*TASK DESCRIPTION*. Restate the material word for word and leave out anything that is a picture.

(Figure record extracts)

__________

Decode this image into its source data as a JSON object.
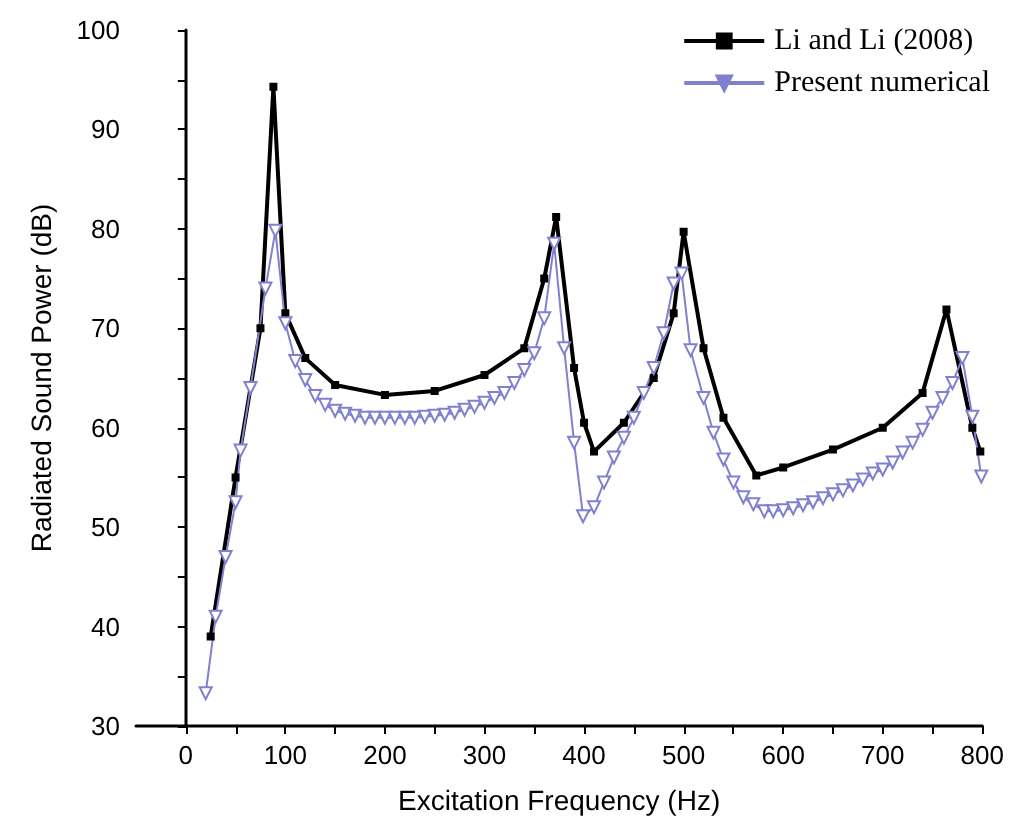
{
  "chart_data": {
    "type": "line",
    "xlabel": "Excitation Frequency (Hz)",
    "ylabel": "Radiated Sound Power (dB)",
    "xlim": [
      -50,
      800
    ],
    "xticks": [
      0,
      100,
      200,
      300,
      400,
      500,
      600,
      700,
      800
    ],
    "ylim": [
      30,
      100
    ],
    "yticks": [
      30,
      40,
      50,
      60,
      70,
      80,
      90,
      100
    ],
    "grid": false,
    "legend": "top right",
    "series": [
      {
        "name": "Li and Li (2008)",
        "color": "#000000",
        "marker": "square",
        "x": [
          25,
          50,
          75,
          88,
          100,
          120,
          150,
          200,
          250,
          300,
          340,
          360,
          372,
          390,
          400,
          410,
          440,
          470,
          490,
          500,
          520,
          540,
          573,
          600,
          650,
          700,
          740,
          764,
          790,
          798
        ],
        "values": [
          39,
          55,
          70,
          94.3,
          71.5,
          67,
          64.3,
          63.3,
          63.7,
          65.3,
          68,
          75,
          81.2,
          66,
          60.5,
          57.6,
          60.5,
          65,
          71.5,
          79.7,
          68,
          61,
          55.2,
          56,
          57.8,
          60,
          63.5,
          71.9,
          60,
          57.6
        ]
      },
      {
        "name": "Present numerical",
        "color": "#8080d0",
        "marker": "triangle",
        "x": [
          20,
          30,
          40,
          50,
          55,
          65,
          80,
          90,
          100,
          110,
          120,
          130,
          140,
          150,
          160,
          170,
          180,
          190,
          200,
          210,
          220,
          230,
          240,
          250,
          260,
          270,
          280,
          290,
          300,
          310,
          320,
          330,
          340,
          350,
          360,
          370,
          380,
          390,
          399,
          410,
          420,
          430,
          440,
          450,
          460,
          470,
          480,
          490,
          498,
          507,
          520,
          530,
          540,
          550,
          560,
          570,
          581,
          590,
          600,
          610,
          620,
          630,
          640,
          650,
          660,
          670,
          680,
          690,
          700,
          710,
          720,
          730,
          740,
          750,
          760,
          770,
          780,
          790,
          799
        ],
        "values": [
          33.3,
          41,
          47,
          52.5,
          57.7,
          64,
          74,
          79.8,
          70.5,
          66.7,
          64.8,
          63.2,
          62.3,
          61.7,
          61.4,
          61.2,
          61,
          61,
          61,
          61,
          61,
          61,
          61.1,
          61.2,
          61.3,
          61.5,
          61.8,
          62.1,
          62.5,
          63,
          63.5,
          64.5,
          65.8,
          67.5,
          71,
          78.5,
          68,
          58.5,
          51.1,
          52,
          54.5,
          57,
          59,
          61,
          63.5,
          66,
          69.5,
          74.5,
          75.5,
          67.8,
          63,
          59.5,
          56.8,
          54.5,
          53,
          52.3,
          51.6,
          51.6,
          51.7,
          51.9,
          52.2,
          52.5,
          52.9,
          53.3,
          53.7,
          54.2,
          54.8,
          55.4,
          55.8,
          56.5,
          57.5,
          58.5,
          59.8,
          61.5,
          63,
          64.5,
          67,
          61.1,
          55.1
        ]
      }
    ]
  }
}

__________

*THE OUTPUT*.
Decode this image into its source data as a JSON object.
{
  "chart_data": {
    "type": "line",
    "xlabel": "Excitation Frequency (Hz)",
    "ylabel": "Radiated Sound Power (dB)",
    "xlim": [
      -50,
      800
    ],
    "xticks": [
      0,
      100,
      200,
      300,
      400,
      500,
      600,
      700,
      800
    ],
    "ylim": [
      30,
      100
    ],
    "yticks": [
      30,
      40,
      50,
      60,
      70,
      80,
      90,
      100
    ],
    "grid": false,
    "legend": "top right",
    "series": [
      {
        "name": "Li and Li (2008)",
        "color": "#000000",
        "marker": "square",
        "x": [
          25,
          50,
          75,
          88,
          100,
          120,
          150,
          200,
          250,
          300,
          340,
          360,
          372,
          390,
          400,
          410,
          440,
          470,
          490,
          500,
          520,
          540,
          573,
          600,
          650,
          700,
          740,
          764,
          790,
          798
        ],
        "values": [
          39,
          55,
          70,
          94.3,
          71.5,
          67,
          64.3,
          63.3,
          63.7,
          65.3,
          68,
          75,
          81.2,
          66,
          60.5,
          57.6,
          60.5,
          65,
          71.5,
          79.7,
          68,
          61,
          55.2,
          56,
          57.8,
          60,
          63.5,
          71.9,
          60,
          57.6
        ]
      },
      {
        "name": "Present numerical",
        "color": "#8080d0",
        "marker": "triangle",
        "x": [
          20,
          30,
          40,
          50,
          55,
          65,
          80,
          90,
          100,
          110,
          120,
          130,
          140,
          150,
          160,
          170,
          180,
          190,
          200,
          210,
          220,
          230,
          240,
          250,
          260,
          270,
          280,
          290,
          300,
          310,
          320,
          330,
          340,
          350,
          360,
          370,
          380,
          390,
          399,
          410,
          420,
          430,
          440,
          450,
          460,
          470,
          480,
          490,
          498,
          507,
          520,
          530,
          540,
          550,
          560,
          570,
          581,
          590,
          600,
          610,
          620,
          630,
          640,
          650,
          660,
          670,
          680,
          690,
          700,
          710,
          720,
          730,
          740,
          750,
          760,
          770,
          780,
          790,
          799
        ],
        "values": [
          33.3,
          41,
          47,
          52.5,
          57.7,
          64,
          74,
          79.8,
          70.5,
          66.7,
          64.8,
          63.2,
          62.3,
          61.7,
          61.4,
          61.2,
          61,
          61,
          61,
          61,
          61,
          61,
          61.1,
          61.2,
          61.3,
          61.5,
          61.8,
          62.1,
          62.5,
          63,
          63.5,
          64.5,
          65.8,
          67.5,
          71,
          78.5,
          68,
          58.5,
          51.1,
          52,
          54.5,
          57,
          59,
          61,
          63.5,
          66,
          69.5,
          74.5,
          75.5,
          67.8,
          63,
          59.5,
          56.8,
          54.5,
          53,
          52.3,
          51.6,
          51.6,
          51.7,
          51.9,
          52.2,
          52.5,
          52.9,
          53.3,
          53.7,
          54.2,
          54.8,
          55.4,
          55.8,
          56.5,
          57.5,
          58.5,
          59.8,
          61.5,
          63,
          64.5,
          67,
          61.1,
          55.1
        ]
      }
    ]
  }
}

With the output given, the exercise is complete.